TASK TO COMPLETE: Make an exact copy of the entries below.

ENTRIES SUPPLIED:
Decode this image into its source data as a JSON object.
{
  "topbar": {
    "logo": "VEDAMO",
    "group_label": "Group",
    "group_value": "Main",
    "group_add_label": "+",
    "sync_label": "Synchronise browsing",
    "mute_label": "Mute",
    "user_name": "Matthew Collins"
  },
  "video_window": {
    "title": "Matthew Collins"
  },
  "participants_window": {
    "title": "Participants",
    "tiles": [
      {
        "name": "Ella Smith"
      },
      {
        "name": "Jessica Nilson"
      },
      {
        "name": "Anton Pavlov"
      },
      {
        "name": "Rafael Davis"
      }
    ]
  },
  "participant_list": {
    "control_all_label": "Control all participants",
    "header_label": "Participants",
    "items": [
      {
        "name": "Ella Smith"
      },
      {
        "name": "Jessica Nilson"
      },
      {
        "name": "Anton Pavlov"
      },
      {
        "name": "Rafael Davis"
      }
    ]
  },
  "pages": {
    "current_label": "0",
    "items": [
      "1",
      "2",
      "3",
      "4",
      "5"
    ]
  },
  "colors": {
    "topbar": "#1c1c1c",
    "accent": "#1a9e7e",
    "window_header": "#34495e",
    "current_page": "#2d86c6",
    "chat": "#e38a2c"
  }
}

ANSWER TO THE TASK:
Decode this image into its source data as a JSON object.
{
  "topbar": {
    "logo": "VEDAMO",
    "group_label": "Group",
    "group_value": "Main",
    "group_add_label": "+",
    "sync_label": "Synchronise browsing",
    "mute_label": "Mute",
    "user_name": "Matthew Collins"
  },
  "video_window": {
    "title": "Matthew Collins"
  },
  "participants_window": {
    "title": "Participants",
    "tiles": [
      {
        "name": "Ella Smith"
      },
      {
        "name": "Jessica Nilson"
      },
      {
        "name": "Anton Pavlov"
      },
      {
        "name": "Rafael Davis"
      }
    ]
  },
  "participant_list": {
    "control_all_label": "Control all participants",
    "header_label": "Participants",
    "items": [
      {
        "name": "Ella Smith"
      },
      {
        "name": "Jessica Nilson"
      },
      {
        "name": "Anton Pavlov"
      },
      {
        "name": "Rafael Davis"
      }
    ]
  },
  "pages": {
    "current_label": "0",
    "items": [
      "1",
      "2",
      "3",
      "4",
      "5"
    ]
  },
  "colors": {
    "topbar": "#1c1c1c",
    "accent": "#1a9e7e",
    "window_header": "#34495e",
    "current_page": "#2d86c6",
    "chat": "#e38a2c"
  }
}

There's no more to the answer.